» Data

— Start —

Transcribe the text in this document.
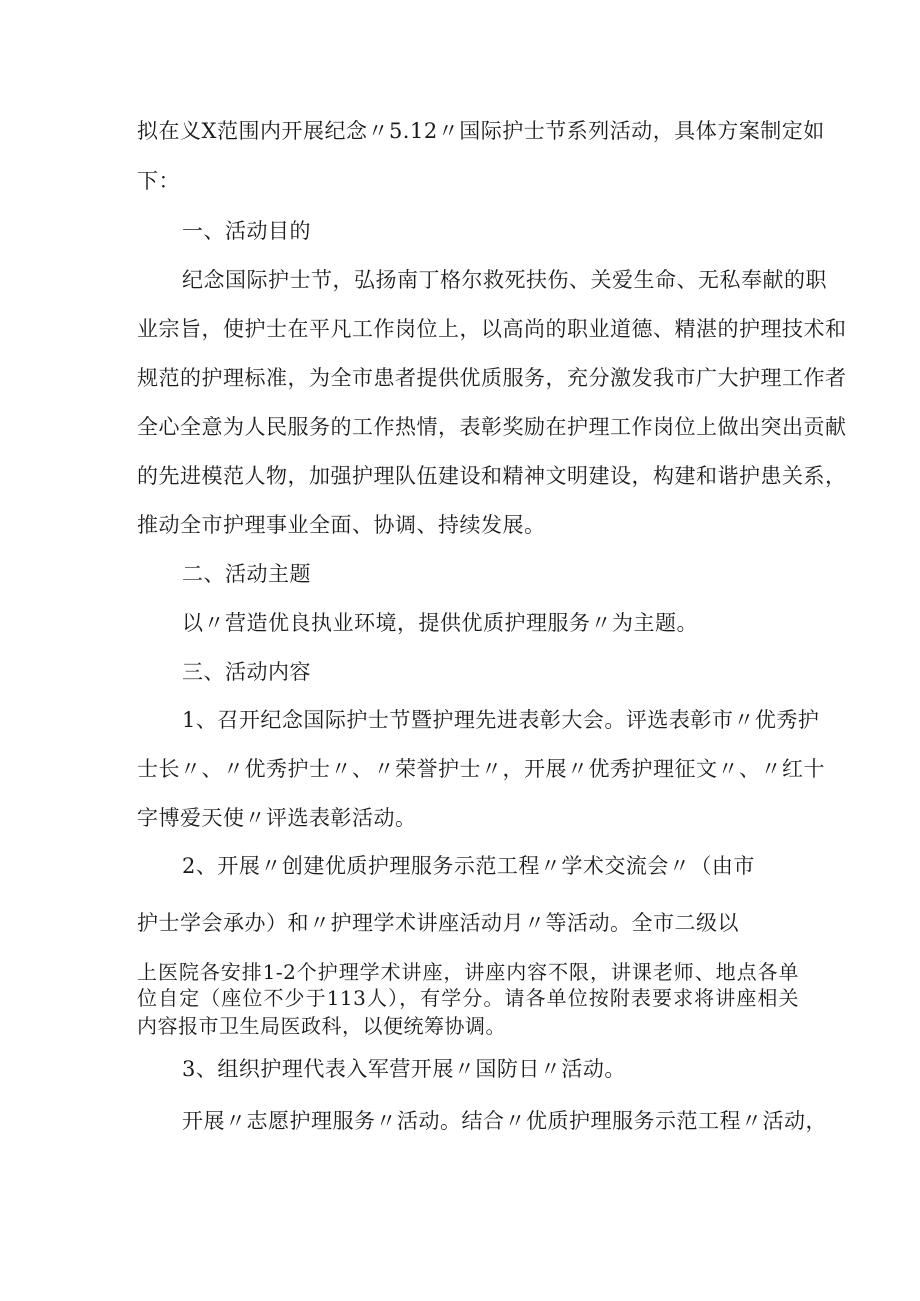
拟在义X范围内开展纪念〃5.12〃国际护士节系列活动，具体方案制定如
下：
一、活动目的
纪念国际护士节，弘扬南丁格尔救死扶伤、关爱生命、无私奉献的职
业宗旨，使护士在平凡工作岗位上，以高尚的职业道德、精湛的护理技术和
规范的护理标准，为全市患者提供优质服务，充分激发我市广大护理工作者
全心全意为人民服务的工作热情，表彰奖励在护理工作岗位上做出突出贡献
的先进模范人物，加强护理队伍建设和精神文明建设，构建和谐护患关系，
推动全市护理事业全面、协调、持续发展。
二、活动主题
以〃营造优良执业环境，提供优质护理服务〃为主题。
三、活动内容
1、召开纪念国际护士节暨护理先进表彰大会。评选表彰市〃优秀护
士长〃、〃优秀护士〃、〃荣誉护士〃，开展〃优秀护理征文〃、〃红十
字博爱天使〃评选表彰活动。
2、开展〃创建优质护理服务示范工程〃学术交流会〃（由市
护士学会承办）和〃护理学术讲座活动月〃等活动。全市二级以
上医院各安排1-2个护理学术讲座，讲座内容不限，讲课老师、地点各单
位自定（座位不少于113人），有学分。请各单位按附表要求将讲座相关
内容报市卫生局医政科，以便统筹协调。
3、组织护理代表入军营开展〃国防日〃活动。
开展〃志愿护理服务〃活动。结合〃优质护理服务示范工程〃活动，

— End —
— Start —

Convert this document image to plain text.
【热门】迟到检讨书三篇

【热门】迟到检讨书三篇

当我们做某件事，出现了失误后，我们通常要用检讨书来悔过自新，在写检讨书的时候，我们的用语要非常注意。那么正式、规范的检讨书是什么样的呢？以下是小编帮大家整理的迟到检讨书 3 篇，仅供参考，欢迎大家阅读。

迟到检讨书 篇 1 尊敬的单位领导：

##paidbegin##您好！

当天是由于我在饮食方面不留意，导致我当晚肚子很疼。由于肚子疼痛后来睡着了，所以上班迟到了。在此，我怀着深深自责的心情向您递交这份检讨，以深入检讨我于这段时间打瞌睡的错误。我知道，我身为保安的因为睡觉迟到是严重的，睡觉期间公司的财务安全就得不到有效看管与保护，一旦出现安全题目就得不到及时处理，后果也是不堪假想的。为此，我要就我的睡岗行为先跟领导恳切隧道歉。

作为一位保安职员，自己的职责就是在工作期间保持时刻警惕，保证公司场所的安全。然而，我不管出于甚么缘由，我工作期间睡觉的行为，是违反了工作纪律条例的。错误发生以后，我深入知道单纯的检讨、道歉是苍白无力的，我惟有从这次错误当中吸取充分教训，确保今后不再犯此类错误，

— End —

» Work to do
Find each line holding the word "document" and copy it.

» The response
Transcribe the text in this document.
Convert this document image to plain text.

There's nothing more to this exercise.